■ **Your task**:
Your task is to transcribe the data in full.
━━━━━━━━━━━━━━━━━━━━
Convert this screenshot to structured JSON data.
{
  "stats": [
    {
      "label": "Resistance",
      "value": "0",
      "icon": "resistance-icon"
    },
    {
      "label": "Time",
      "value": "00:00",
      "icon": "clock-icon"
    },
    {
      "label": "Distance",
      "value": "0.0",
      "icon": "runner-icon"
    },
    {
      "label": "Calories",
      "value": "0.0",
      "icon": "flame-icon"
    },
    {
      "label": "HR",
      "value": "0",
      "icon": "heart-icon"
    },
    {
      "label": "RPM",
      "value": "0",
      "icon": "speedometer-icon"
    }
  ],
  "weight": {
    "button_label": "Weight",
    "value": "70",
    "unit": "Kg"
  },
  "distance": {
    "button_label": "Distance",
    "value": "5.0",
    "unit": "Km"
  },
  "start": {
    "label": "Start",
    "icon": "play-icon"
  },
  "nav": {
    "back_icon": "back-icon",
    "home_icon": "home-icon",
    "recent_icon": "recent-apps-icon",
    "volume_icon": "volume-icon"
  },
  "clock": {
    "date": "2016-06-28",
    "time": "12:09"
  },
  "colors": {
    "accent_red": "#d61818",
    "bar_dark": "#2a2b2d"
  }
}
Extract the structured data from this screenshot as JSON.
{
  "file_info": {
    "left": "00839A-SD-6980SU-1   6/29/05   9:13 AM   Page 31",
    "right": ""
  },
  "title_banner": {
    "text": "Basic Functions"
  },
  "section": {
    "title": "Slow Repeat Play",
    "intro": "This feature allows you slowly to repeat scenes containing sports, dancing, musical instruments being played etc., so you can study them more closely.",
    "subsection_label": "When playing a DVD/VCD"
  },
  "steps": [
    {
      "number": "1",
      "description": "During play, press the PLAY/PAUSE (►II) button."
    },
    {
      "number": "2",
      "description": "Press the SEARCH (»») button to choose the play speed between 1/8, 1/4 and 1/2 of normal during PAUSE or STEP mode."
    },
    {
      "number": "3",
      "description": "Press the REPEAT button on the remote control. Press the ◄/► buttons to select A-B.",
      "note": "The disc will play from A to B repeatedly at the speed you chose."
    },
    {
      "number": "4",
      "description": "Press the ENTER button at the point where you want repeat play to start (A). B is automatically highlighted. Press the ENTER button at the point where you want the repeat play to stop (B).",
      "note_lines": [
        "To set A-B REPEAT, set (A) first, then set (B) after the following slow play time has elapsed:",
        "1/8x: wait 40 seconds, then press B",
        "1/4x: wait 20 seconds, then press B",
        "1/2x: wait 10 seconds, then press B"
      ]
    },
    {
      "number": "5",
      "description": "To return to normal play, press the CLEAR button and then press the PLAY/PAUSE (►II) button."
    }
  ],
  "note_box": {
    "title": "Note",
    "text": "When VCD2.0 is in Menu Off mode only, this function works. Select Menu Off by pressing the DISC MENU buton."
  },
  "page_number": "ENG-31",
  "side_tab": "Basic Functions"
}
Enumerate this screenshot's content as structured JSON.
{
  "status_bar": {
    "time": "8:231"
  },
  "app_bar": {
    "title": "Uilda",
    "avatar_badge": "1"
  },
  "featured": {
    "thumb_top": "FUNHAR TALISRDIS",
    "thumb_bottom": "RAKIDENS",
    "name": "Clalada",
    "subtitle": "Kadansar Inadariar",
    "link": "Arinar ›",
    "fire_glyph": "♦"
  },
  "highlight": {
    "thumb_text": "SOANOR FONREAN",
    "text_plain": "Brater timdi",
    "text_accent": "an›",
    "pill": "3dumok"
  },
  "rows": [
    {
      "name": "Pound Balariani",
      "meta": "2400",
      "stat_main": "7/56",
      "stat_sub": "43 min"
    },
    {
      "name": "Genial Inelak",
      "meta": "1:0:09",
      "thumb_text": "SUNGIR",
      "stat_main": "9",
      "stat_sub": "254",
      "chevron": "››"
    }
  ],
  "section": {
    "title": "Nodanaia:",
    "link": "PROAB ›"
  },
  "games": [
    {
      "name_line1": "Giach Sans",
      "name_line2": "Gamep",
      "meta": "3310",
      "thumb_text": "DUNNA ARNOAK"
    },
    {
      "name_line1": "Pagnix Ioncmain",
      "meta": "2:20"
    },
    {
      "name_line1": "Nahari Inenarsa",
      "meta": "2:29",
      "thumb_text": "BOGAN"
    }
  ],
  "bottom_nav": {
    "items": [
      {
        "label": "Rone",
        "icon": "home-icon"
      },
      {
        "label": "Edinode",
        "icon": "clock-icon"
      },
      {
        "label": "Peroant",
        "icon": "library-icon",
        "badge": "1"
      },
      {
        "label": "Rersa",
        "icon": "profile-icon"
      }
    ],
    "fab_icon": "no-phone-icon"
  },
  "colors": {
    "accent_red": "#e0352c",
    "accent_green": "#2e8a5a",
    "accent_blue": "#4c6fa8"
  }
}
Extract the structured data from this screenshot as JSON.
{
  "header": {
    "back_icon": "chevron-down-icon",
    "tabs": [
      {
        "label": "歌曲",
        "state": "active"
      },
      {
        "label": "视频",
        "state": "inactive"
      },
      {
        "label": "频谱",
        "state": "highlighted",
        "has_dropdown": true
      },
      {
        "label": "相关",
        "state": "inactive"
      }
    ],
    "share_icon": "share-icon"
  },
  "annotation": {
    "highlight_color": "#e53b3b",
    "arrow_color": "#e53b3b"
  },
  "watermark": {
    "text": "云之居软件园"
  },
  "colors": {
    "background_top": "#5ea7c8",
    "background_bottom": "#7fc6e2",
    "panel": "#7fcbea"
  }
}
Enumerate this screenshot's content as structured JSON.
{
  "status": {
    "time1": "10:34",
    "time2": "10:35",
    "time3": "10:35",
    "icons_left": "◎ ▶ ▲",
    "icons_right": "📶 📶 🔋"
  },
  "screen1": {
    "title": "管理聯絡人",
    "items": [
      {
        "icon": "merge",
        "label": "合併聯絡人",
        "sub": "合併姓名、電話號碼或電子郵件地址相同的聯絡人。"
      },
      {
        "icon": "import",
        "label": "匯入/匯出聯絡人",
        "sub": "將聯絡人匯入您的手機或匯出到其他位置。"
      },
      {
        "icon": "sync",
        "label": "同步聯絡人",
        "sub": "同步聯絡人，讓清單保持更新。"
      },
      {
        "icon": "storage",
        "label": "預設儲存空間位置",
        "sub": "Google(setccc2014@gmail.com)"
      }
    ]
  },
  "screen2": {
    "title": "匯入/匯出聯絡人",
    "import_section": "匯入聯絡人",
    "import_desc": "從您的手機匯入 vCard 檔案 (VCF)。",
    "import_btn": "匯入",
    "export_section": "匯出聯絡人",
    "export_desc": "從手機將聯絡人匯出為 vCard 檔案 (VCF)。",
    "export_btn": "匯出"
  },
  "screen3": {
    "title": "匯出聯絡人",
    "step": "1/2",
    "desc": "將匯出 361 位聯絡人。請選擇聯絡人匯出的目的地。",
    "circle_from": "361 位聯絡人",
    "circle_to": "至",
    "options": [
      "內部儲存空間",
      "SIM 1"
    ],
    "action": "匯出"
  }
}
━━━━━━━━━━━━━━━━━━━━
■ **Result for this exercise**:
Convert this screenshot to structured JSON data.
{
  "stats": [
    {
      "label": "Resistance",
      "value": "0",
      "icon": "resistance-icon"
    },
    {
      "label": "Time",
      "value": "00:00",
      "icon": "clock-icon"
    },
    {
      "label": "Distance",
      "value": "0.0",
      "icon": "runner-icon"
    },
    {
      "label": "Calories",
      "value": "0.0",
      "icon": "flame-icon"
    },
    {
      "label": "HR",
      "value": "0",
      "icon": "heart-icon"
    },
    {
      "label": "RPM",
      "value": "0",
      "icon": "speedometer-icon"
    }
  ],
  "weight": {
    "button_label": "Weight",
    "value": "70",
    "unit": "Kg"
  },
  "distance": {
    "button_label": "Distance",
    "value": "5.0",
    "unit": "Km"
  },
  "start": {
    "label": "Start",
    "icon": "play-icon"
  },
  "nav": {
    "back_icon": "back-icon",
    "home_icon": "home-icon",
    "recent_icon": "recent-apps-icon",
    "volume_icon": "volume-icon"
  },
  "clock": {
    "date": "2016-06-28",
    "time": "12:09"
  },
  "colors": {
    "accent_red": "#d61818",
    "bar_dark": "#2a2b2d"
  }
}
Extract the structured data from this screenshot as JSON.
{
  "file_info": {
    "left": "00839A-SD-6980SU-1   6/29/05   9:13 AM   Page 31",
    "right": ""
  },
  "title_banner": {
    "text": "Basic Functions"
  },
  "section": {
    "title": "Slow Repeat Play",
    "intro": "This feature allows you slowly to repeat scenes containing sports, dancing, musical instruments being played etc., so you can study them more closely.",
    "subsection_label": "When playing a DVD/VCD"
  },
  "steps": [
    {
      "number": "1",
      "description": "During play, press the PLAY/PAUSE (►II) button."
    },
    {
      "number": "2",
      "description": "Press the SEARCH (»») button to choose the play speed between 1/8, 1/4 and 1/2 of normal during PAUSE or STEP mode."
    },
    {
      "number": "3",
      "description": "Press the REPEAT button on the remote control. Press the ◄/► buttons to select A-B.",
      "note": "The disc will play from A to B repeatedly at the speed you chose."
    },
    {
      "number": "4",
      "description": "Press the ENTER button at the point where you want repeat play to start (A). B is automatically highlighted. Press the ENTER button at the point where you want the repeat play to stop (B).",
      "note_lines": [
        "To set A-B REPEAT, set (A) first, then set (B) after the following slow play time has elapsed:",
        "1/8x: wait 40 seconds, then press B",
        "1/4x: wait 20 seconds, then press B",
        "1/2x: wait 10 seconds, then press B"
      ]
    },
    {
      "number": "5",
      "description": "To return to normal play, press the CLEAR button and then press the PLAY/PAUSE (►II) button."
    }
  ],
  "note_box": {
    "title": "Note",
    "text": "When VCD2.0 is in Menu Off mode only, this function works. Select Menu Off by pressing the DISC MENU buton."
  },
  "page_number": "ENG-31",
  "side_tab": "Basic Functions"
}
Enumerate this screenshot's content as structured JSON.
{
  "status_bar": {
    "time": "8:231"
  },
  "app_bar": {
    "title": "Uilda",
    "avatar_badge": "1"
  },
  "featured": {
    "thumb_top": "FUNHAR TALISRDIS",
    "thumb_bottom": "RAKIDENS",
    "name": "Clalada",
    "subtitle": "Kadansar Inadariar",
    "link": "Arinar ›",
    "fire_glyph": "♦"
  },
  "highlight": {
    "thumb_text": "SOANOR FONREAN",
    "text_plain": "Brater timdi",
    "text_accent": "an›",
    "pill": "3dumok"
  },
  "rows": [
    {
      "name": "Pound Balariani",
      "meta": "2400",
      "stat_main": "7/56",
      "stat_sub": "43 min"
    },
    {
      "name": "Genial Inelak",
      "meta": "1:0:09",
      "thumb_text": "SUNGIR",
      "stat_main": "9",
      "stat_sub": "254",
      "chevron": "››"
    }
  ],
  "section": {
    "title": "Nodanaia:",
    "link": "PROAB ›"
  },
  "games": [
    {
      "name_line1": "Giach Sans",
      "name_line2": "Gamep",
      "meta": "3310",
      "thumb_text": "DUNNA ARNOAK"
    },
    {
      "name_line1": "Pagnix Ioncmain",
      "meta": "2:20"
    },
    {
      "name_line1": "Nahari Inenarsa",
      "meta": "2:29",
      "thumb_text": "BOGAN"
    }
  ],
  "bottom_nav": {
    "items": [
      {
        "label": "Rone",
        "icon": "home-icon"
      },
      {
        "label": "Edinode",
        "icon": "clock-icon"
      },
      {
        "label": "Peroant",
        "icon": "library-icon",
        "badge": "1"
      },
      {
        "label": "Rersa",
        "icon": "profile-icon"
      }
    ],
    "fab_icon": "no-phone-icon"
  },
  "colors": {
    "accent_red": "#e0352c",
    "accent_green": "#2e8a5a",
    "accent_blue": "#4c6fa8"
  }
}
Extract the structured data from this screenshot as JSON.
{
  "header": {
    "back_icon": "chevron-down-icon",
    "tabs": [
      {
        "label": "歌曲",
        "state": "active"
      },
      {
        "label": "视频",
        "state": "inactive"
      },
      {
        "label": "频谱",
        "state": "highlighted",
        "has_dropdown": true
      },
      {
        "label": "相关",
        "state": "inactive"
      }
    ],
    "share_icon": "share-icon"
  },
  "annotation": {
    "highlight_color": "#e53b3b",
    "arrow_color": "#e53b3b"
  },
  "watermark": {
    "text": "云之居软件园"
  },
  "colors": {
    "background_top": "#5ea7c8",
    "background_bottom": "#7fc6e2",
    "panel": "#7fcbea"
  }
}
Enumerate this screenshot's content as structured JSON.
{
  "status": {
    "time1": "10:34",
    "time2": "10:35",
    "time3": "10:35",
    "icons_left": "◎ ▶ ▲",
    "icons_right": "📶 📶 🔋"
  },
  "screen1": {
    "title": "管理聯絡人",
    "items": [
      {
        "icon": "merge",
        "label": "合併聯絡人",
        "sub": "合併姓名、電話號碼或電子郵件地址相同的聯絡人。"
      },
      {
        "icon": "import",
        "label": "匯入/匯出聯絡人",
        "sub": "將聯絡人匯入您的手機或匯出到其他位置。"
      },
      {
        "icon": "sync",
        "label": "同步聯絡人",
        "sub": "同步聯絡人，讓清單保持更新。"
      },
      {
        "icon": "storage",
        "label": "預設儲存空間位置",
        "sub": "Google(setccc2014@gmail.com)"
      }
    ]
  },
  "screen2": {
    "title": "匯入/匯出聯絡人",
    "import_section": "匯入聯絡人",
    "import_desc": "從您的手機匯入 vCard 檔案 (VCF)。",
    "import_btn": "匯入",
    "export_section": "匯出聯絡人",
    "export_desc": "從手機將聯絡人匯出為 vCard 檔案 (VCF)。",
    "export_btn": "匯出"
  },
  "screen3": {
    "title": "匯出聯絡人",
    "step": "1/2",
    "desc": "將匯出 361 位聯絡人。請選擇聯絡人匯出的目的地。",
    "circle_from": "361 位聯絡人",
    "circle_to": "至",
    "options": [
      "內部儲存空間",
      "SIM 1"
    ],
    "action": "匯出"
  }
}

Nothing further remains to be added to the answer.